(Voci di annotazione delle regioni)
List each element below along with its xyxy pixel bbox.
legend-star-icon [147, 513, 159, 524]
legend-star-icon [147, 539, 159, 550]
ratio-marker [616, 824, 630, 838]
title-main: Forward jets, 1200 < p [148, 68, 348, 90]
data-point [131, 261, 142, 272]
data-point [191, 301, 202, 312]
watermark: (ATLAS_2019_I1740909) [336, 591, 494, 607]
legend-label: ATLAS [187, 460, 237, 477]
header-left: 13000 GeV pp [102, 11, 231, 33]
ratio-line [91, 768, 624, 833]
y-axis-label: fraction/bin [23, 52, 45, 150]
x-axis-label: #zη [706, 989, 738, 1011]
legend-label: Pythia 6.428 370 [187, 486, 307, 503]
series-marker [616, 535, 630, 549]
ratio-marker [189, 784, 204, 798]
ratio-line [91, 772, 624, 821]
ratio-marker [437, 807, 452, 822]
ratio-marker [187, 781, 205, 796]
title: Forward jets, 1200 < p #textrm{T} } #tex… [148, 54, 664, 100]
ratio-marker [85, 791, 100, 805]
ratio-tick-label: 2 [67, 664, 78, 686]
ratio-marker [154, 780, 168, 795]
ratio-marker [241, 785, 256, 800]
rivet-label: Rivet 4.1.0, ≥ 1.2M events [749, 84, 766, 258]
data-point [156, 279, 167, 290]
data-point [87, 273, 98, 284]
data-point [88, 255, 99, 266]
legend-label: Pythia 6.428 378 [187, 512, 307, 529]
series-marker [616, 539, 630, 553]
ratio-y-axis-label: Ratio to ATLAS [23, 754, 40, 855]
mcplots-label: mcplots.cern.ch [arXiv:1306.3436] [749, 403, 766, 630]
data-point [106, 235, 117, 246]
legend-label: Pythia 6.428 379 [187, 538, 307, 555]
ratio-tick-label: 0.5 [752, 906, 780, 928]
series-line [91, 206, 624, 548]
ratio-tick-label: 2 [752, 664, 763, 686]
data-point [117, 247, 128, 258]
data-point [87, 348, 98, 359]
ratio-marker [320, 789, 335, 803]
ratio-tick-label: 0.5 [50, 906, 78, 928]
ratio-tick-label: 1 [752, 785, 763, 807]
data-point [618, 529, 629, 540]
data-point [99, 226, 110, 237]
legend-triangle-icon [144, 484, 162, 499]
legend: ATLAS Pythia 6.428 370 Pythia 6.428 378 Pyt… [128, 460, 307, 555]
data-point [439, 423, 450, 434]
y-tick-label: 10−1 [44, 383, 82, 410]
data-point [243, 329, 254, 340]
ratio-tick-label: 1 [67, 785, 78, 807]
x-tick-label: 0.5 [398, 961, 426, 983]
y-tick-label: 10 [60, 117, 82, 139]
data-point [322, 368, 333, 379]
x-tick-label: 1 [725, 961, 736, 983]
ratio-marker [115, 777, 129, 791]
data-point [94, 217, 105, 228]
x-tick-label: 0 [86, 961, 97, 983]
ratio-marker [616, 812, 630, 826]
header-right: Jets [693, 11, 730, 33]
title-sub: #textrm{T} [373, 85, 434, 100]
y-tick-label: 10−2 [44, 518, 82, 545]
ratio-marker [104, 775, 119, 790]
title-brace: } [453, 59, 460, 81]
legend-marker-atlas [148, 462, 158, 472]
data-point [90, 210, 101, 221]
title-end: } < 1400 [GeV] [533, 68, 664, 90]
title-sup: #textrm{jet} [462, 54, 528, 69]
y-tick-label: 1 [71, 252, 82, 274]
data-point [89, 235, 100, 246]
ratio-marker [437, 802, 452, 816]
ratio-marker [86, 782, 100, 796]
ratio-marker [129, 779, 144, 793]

CONSEGNA SCRITTA
Duplica tutte le voci riportate sopra, riga per riga, senza alcuna modifica.

RISPOSTA SCRITTA
List each element below along with its xyxy pixel bbox.
legend-star-icon [147, 513, 159, 524]
legend-star-icon [147, 539, 159, 550]
ratio-marker [616, 824, 630, 838]
title-main: Forward jets, 1200 < p [148, 68, 348, 90]
data-point [131, 261, 142, 272]
data-point [191, 301, 202, 312]
watermark: (ATLAS_2019_I1740909) [336, 591, 494, 607]
legend-label: ATLAS [187, 460, 237, 477]
header-left: 13000 GeV pp [102, 11, 231, 33]
ratio-line [91, 768, 624, 833]
y-axis-label: fraction/bin [23, 52, 45, 150]
x-axis-label: #zη [706, 989, 738, 1011]
legend-label: Pythia 6.428 370 [187, 486, 307, 503]
series-marker [616, 535, 630, 549]
ratio-marker [189, 784, 204, 798]
ratio-line [91, 772, 624, 821]
ratio-marker [437, 807, 452, 822]
ratio-marker [187, 781, 205, 796]
title: Forward jets, 1200 < p #textrm{T} } #tex… [148, 54, 664, 100]
ratio-marker [85, 791, 100, 805]
ratio-tick-label: 2 [67, 664, 78, 686]
ratio-marker [154, 780, 168, 795]
ratio-marker [241, 785, 256, 800]
rivet-label: Rivet 4.1.0, ≥ 1.2M events [749, 84, 766, 258]
data-point [156, 279, 167, 290]
data-point [87, 273, 98, 284]
data-point [88, 255, 99, 266]
legend-label: Pythia 6.428 378 [187, 512, 307, 529]
series-marker [616, 539, 630, 553]
ratio-y-axis-label: Ratio to ATLAS [23, 754, 40, 855]
mcplots-label: mcplots.cern.ch [arXiv:1306.3436] [749, 403, 766, 630]
data-point [106, 235, 117, 246]
legend-label: Pythia 6.428 379 [187, 538, 307, 555]
ratio-tick-label: 0.5 [752, 906, 780, 928]
series-line [91, 206, 624, 548]
ratio-tick-label: 2 [752, 664, 763, 686]
data-point [117, 247, 128, 258]
data-point [87, 348, 98, 359]
ratio-marker [320, 789, 335, 803]
ratio-tick-label: 0.5 [50, 906, 78, 928]
ratio-tick-label: 1 [752, 785, 763, 807]
data-point [618, 529, 629, 540]
data-point [99, 226, 110, 237]
legend-triangle-icon [144, 484, 162, 499]
legend: ATLAS Pythia 6.428 370 Pythia 6.428 378 Pyt… [128, 460, 307, 555]
data-point [439, 423, 450, 434]
y-tick-label: 10−1 [44, 383, 82, 410]
data-point [243, 329, 254, 340]
ratio-tick-label: 1 [67, 785, 78, 807]
x-tick-label: 0.5 [398, 961, 426, 983]
y-tick-label: 10 [60, 117, 82, 139]
data-point [322, 368, 333, 379]
x-tick-label: 1 [725, 961, 736, 983]
ratio-marker [115, 777, 129, 791]
data-point [94, 217, 105, 228]
x-tick-label: 0 [86, 961, 97, 983]
ratio-marker [616, 812, 630, 826]
header-right: Jets [693, 11, 730, 33]
title-sub: #textrm{T} [373, 85, 434, 100]
y-tick-label: 10−2 [44, 518, 82, 545]
ratio-marker [104, 775, 119, 790]
title-brace: } [453, 59, 460, 81]
legend-marker-atlas [148, 462, 158, 472]
data-point [90, 210, 101, 221]
title-end: } < 1400 [GeV] [533, 68, 664, 90]
title-sup: #textrm{jet} [462, 54, 528, 69]
y-tick-label: 1 [71, 252, 82, 274]
data-point [89, 235, 100, 246]
ratio-marker [437, 802, 452, 816]
ratio-marker [86, 782, 100, 796]
ratio-marker [129, 779, 144, 793]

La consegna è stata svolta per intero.